* start Task inputs *

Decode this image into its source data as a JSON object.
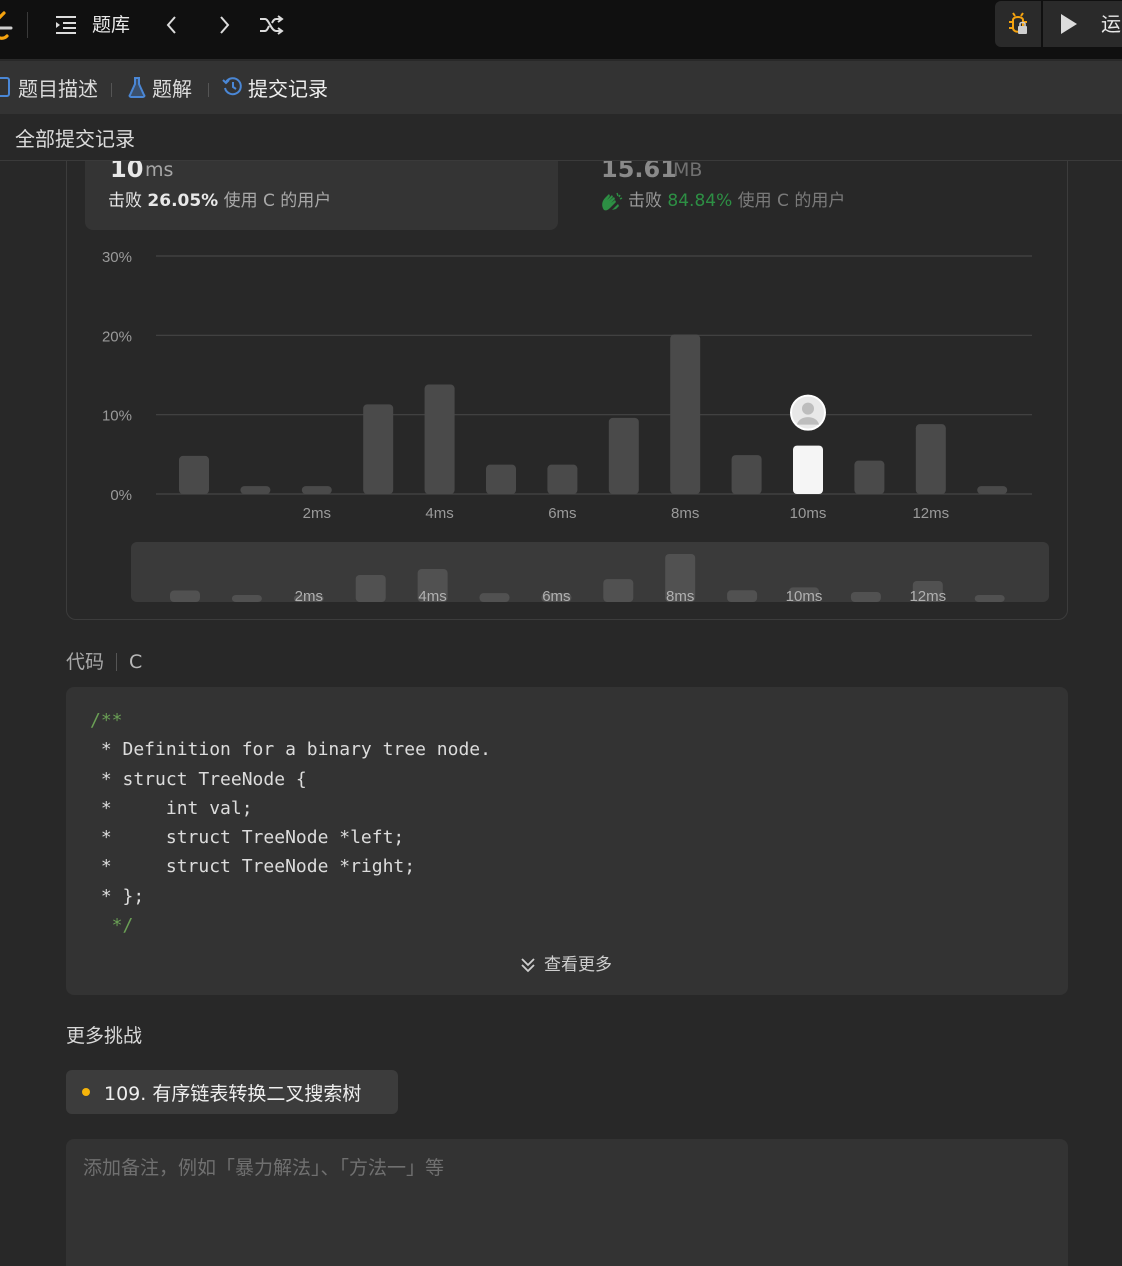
{
  "topbar": {
    "title": "题库",
    "run_label": "运"
  },
  "tabs": [
    {
      "label": "题目描述"
    },
    {
      "label": "题解"
    },
    {
      "label": "提交记录"
    }
  ],
  "subbar": {
    "label": "全部提交记录"
  },
  "runtime": {
    "value": "10",
    "unit": "ms",
    "beat_prefix": "击败",
    "beat_pct": "26.05%",
    "beat_suffix": "使用 C 的用户"
  },
  "memory": {
    "value": "15.61",
    "unit": "MB",
    "beat_prefix": "击败",
    "beat_pct": "84.84%",
    "beat_suffix": "使用 C 的用户"
  },
  "chart_data": {
    "type": "bar",
    "y_ticks": [
      "30%",
      "20%",
      "10%",
      "0%"
    ],
    "ylim": [
      0,
      30
    ],
    "x_tick_labels": [
      "2ms",
      "4ms",
      "6ms",
      "8ms",
      "10ms",
      "12ms"
    ],
    "x": [
      "0ms",
      "1ms",
      "2ms",
      "3ms",
      "4ms",
      "5ms",
      "6ms",
      "7ms",
      "8ms",
      "9ms",
      "10ms",
      "11ms",
      "12ms",
      "13ms"
    ],
    "values": [
      4.8,
      1.0,
      1.0,
      11.3,
      13.8,
      3.7,
      3.7,
      9.6,
      20.1,
      4.9,
      6.1,
      4.2,
      8.8,
      1.0
    ],
    "highlight_index": 10,
    "grid": true,
    "colors": {
      "bar": "#4a4a4a",
      "highlight": "#f5f5f5",
      "grid": "#454545"
    }
  },
  "code": {
    "label": "代码",
    "lang": "C",
    "lines": [
      {
        "text": "/**",
        "comment": true
      },
      {
        "text": " * Definition for a binary tree node.",
        "comment": false
      },
      {
        "text": " * struct TreeNode {",
        "comment": false
      },
      {
        "text": " *     int val;",
        "comment": false
      },
      {
        "text": " *     struct TreeNode *left;",
        "comment": false
      },
      {
        "text": " *     struct TreeNode *right;",
        "comment": false
      },
      {
        "text": " * };",
        "comment": false
      },
      {
        "text": "  */",
        "comment": true
      }
    ],
    "more_label": "查看更多"
  },
  "challenges": {
    "title": "更多挑战",
    "items": [
      {
        "label": "109. 有序链表转换二叉搜索树"
      }
    ]
  },
  "note": {
    "placeholder": "添加备注，例如「暴力解法」、「方法一」等"
  }
}
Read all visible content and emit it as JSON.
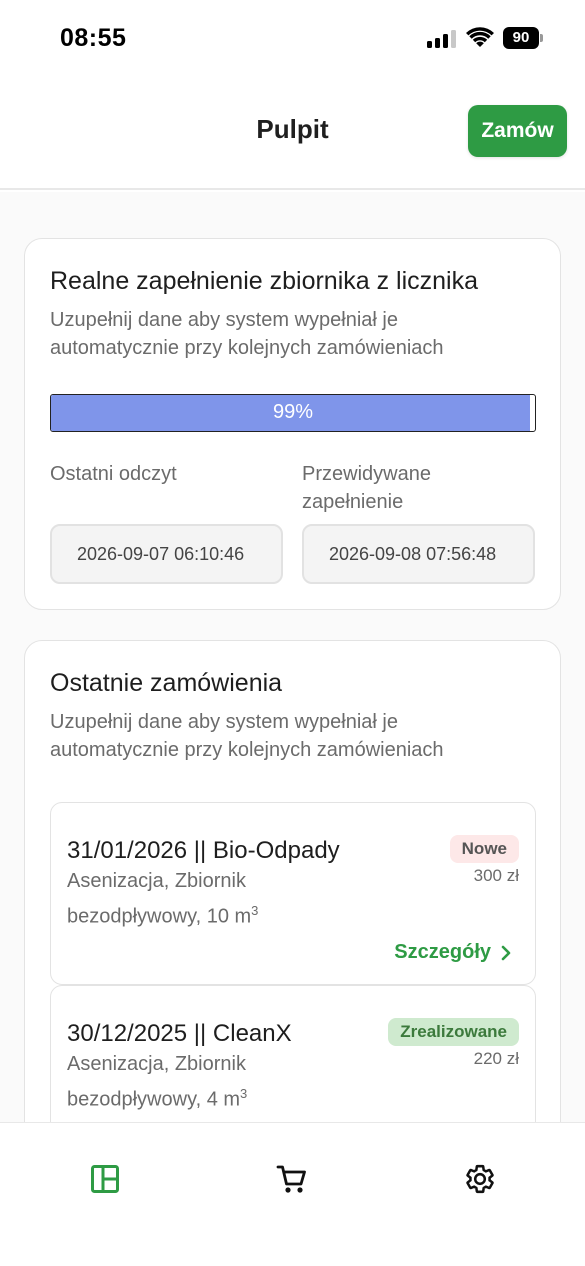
{
  "status_bar": {
    "time": "08:55",
    "battery": "90"
  },
  "header": {
    "title": "Pulpit",
    "order_button": "Zamów"
  },
  "tank_card": {
    "title": "Realne zapełnienie zbiornika z licznika",
    "subtitle": "Uzupełnij dane aby system wypełniał je automatycznie przy kolejnych zamówieniach",
    "progress_label": "99%",
    "progress_fraction": 0.99,
    "last_reading_label": "Ostatni odczyt",
    "last_reading_value": "2026-09-07 06:10:46",
    "predicted_label": "Przewidywane zapełnienie",
    "predicted_value": "2026-09-08 07:56:48"
  },
  "orders_card": {
    "title": "Ostatnie zamówienia",
    "subtitle": "Uzupełnij dane aby system wypełniał je automatycznie przy kolejnych zamówieniach",
    "details_label": "Szczegóły",
    "orders": [
      {
        "title": "31/01/2026 || Bio-Odpady",
        "desc": "Asenizacja, Zbiornik bezodpływowy, 10 m",
        "unit_sup": "3",
        "status": "Nowe",
        "price": "300 zł"
      },
      {
        "title": "30/12/2025 || CleanX",
        "desc": "Asenizacja, Zbiornik bezodpływowy, 4 m",
        "unit_sup": "3",
        "status": "Zrealizowane",
        "price": "220 zł"
      }
    ]
  },
  "colors": {
    "accent_green": "#2e9b44",
    "progress_fill": "#7f95ea",
    "badge_new_bg": "#fde8e8",
    "badge_done_bg": "#cfeacf"
  },
  "bottom_nav": {
    "items": [
      "dashboard-icon",
      "cart-icon",
      "settings-gear-icon"
    ],
    "active": "dashboard-icon"
  }
}
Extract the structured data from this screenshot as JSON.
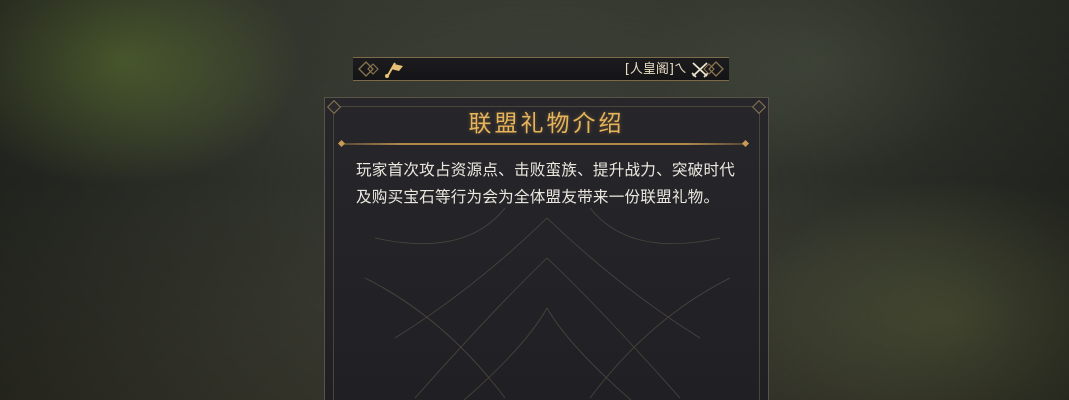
{
  "top_bar": {
    "player_name": "[人皇阁]ㄟ",
    "icons": [
      "flag-icon",
      "crossed-swords-icon"
    ]
  },
  "dialog": {
    "title": "联盟礼物介绍",
    "description": "玩家首次攻占资源点、击败蛮族、提升战力、突破时代及购买宝石等行为会为全体盟友带来一份联盟礼物。"
  },
  "colors": {
    "title": "#e6b45a",
    "body_text": "#ece8df",
    "frame_gold": "#b08a4c",
    "panel_bg": "#222226"
  }
}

* end Task inputs *

Goal>
Pull every line containing "dashboard" from the material above.

Written answer>
      "dashboard-icon",
    "active": "dashboard-icon"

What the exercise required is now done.